**Goal of the exercise**.
Can you transcribe each line of the material below character for character, changing nothing?
_ _ _ _ _ _ _
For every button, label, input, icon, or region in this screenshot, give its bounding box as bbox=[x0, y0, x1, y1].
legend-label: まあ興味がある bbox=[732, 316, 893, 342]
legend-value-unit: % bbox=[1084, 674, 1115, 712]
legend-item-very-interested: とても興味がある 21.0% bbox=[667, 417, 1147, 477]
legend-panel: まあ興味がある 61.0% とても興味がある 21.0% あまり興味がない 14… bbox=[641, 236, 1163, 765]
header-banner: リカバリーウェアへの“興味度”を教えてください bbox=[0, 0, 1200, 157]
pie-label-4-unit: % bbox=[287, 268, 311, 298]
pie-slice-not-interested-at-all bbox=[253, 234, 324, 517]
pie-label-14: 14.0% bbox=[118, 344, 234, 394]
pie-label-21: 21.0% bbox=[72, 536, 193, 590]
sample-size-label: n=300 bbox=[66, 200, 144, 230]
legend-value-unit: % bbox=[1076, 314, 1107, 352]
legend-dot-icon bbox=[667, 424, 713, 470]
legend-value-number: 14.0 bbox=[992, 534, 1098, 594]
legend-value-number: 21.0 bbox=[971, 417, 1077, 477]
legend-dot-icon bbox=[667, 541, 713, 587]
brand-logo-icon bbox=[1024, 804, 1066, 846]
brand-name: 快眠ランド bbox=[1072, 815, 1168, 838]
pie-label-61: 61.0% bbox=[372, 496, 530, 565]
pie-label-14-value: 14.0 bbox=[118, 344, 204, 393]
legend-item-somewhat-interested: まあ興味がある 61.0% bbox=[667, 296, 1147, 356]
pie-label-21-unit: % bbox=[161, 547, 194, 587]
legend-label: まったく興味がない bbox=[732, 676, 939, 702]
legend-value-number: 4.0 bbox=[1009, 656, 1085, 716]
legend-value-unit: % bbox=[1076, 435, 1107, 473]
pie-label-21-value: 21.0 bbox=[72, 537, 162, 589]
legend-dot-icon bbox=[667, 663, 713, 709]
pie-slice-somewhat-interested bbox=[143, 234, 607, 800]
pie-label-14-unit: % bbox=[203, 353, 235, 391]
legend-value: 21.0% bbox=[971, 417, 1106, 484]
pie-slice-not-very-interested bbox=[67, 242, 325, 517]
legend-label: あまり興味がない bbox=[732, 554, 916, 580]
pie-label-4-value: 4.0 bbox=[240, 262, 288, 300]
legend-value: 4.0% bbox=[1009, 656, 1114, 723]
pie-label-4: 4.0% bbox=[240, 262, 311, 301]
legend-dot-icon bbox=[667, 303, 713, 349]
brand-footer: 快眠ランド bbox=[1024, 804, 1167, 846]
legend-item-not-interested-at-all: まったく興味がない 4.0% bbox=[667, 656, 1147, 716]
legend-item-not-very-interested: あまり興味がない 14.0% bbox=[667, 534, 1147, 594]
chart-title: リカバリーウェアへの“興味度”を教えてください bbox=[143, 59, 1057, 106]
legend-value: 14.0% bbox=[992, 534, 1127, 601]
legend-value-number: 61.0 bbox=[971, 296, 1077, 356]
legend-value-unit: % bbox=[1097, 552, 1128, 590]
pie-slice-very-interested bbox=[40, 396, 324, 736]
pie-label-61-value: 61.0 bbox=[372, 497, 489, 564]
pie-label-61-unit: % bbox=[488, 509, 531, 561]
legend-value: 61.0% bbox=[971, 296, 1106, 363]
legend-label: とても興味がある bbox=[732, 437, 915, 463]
_ _ _ _ _ _ _
**Expected answer**.
For every button, label, input, icon, or region in this screenshot, give its bounding box as bbox=[x0, y0, x1, y1].
legend-label: まあ興味がある bbox=[732, 316, 893, 342]
legend-value-unit: % bbox=[1084, 674, 1115, 712]
legend-item-very-interested: とても興味がある 21.0% bbox=[667, 417, 1147, 477]
legend-panel: まあ興味がある 61.0% とても興味がある 21.0% あまり興味がない 14… bbox=[641, 236, 1163, 765]
header-banner: リカバリーウェアへの“興味度”を教えてください bbox=[0, 0, 1200, 157]
pie-label-4-unit: % bbox=[287, 268, 311, 298]
pie-slice-not-interested-at-all bbox=[253, 234, 324, 517]
pie-label-14: 14.0% bbox=[118, 344, 234, 394]
pie-label-21: 21.0% bbox=[72, 536, 193, 590]
sample-size-label: n=300 bbox=[66, 200, 144, 230]
legend-value-unit: % bbox=[1076, 314, 1107, 352]
legend-dot-icon bbox=[667, 424, 713, 470]
legend-value-number: 14.0 bbox=[992, 534, 1098, 594]
legend-value-number: 21.0 bbox=[971, 417, 1077, 477]
legend-dot-icon bbox=[667, 541, 713, 587]
brand-logo-icon bbox=[1024, 804, 1066, 846]
brand-name: 快眠ランド bbox=[1072, 815, 1168, 838]
pie-label-61: 61.0% bbox=[372, 496, 530, 565]
pie-label-14-value: 14.0 bbox=[118, 344, 204, 393]
legend-item-somewhat-interested: まあ興味がある 61.0% bbox=[667, 296, 1147, 356]
pie-label-21-unit: % bbox=[161, 547, 194, 587]
legend-label: まったく興味がない bbox=[732, 676, 939, 702]
legend-value-number: 4.0 bbox=[1009, 656, 1085, 716]
legend-value-unit: % bbox=[1076, 435, 1107, 473]
pie-label-21-value: 21.0 bbox=[72, 537, 162, 589]
legend-dot-icon bbox=[667, 663, 713, 709]
pie-slice-somewhat-interested bbox=[143, 234, 607, 800]
pie-label-14-unit: % bbox=[203, 353, 235, 391]
legend-value: 21.0% bbox=[971, 417, 1106, 484]
pie-slice-not-very-interested bbox=[67, 242, 325, 517]
legend-label: あまり興味がない bbox=[732, 554, 916, 580]
pie-label-4-value: 4.0 bbox=[240, 262, 288, 300]
legend-value: 4.0% bbox=[1009, 656, 1114, 723]
pie-label-4: 4.0% bbox=[240, 262, 311, 301]
legend-dot-icon bbox=[667, 303, 713, 349]
brand-footer: 快眠ランド bbox=[1024, 804, 1167, 846]
legend-item-not-interested-at-all: まったく興味がない 4.0% bbox=[667, 656, 1147, 716]
legend-item-not-very-interested: あまり興味がない 14.0% bbox=[667, 534, 1147, 594]
chart-title: リカバリーウェアへの“興味度”を教えてください bbox=[143, 59, 1057, 106]
legend-value: 14.0% bbox=[992, 534, 1127, 601]
legend-value-number: 61.0 bbox=[971, 296, 1077, 356]
legend-value-unit: % bbox=[1097, 552, 1128, 590]
pie-slice-very-interested bbox=[40, 396, 324, 736]
pie-label-61-value: 61.0 bbox=[372, 497, 489, 564]
pie-label-61-unit: % bbox=[488, 509, 531, 561]
legend-value: 61.0% bbox=[971, 296, 1106, 363]
legend-label: とても興味がある bbox=[732, 437, 915, 463]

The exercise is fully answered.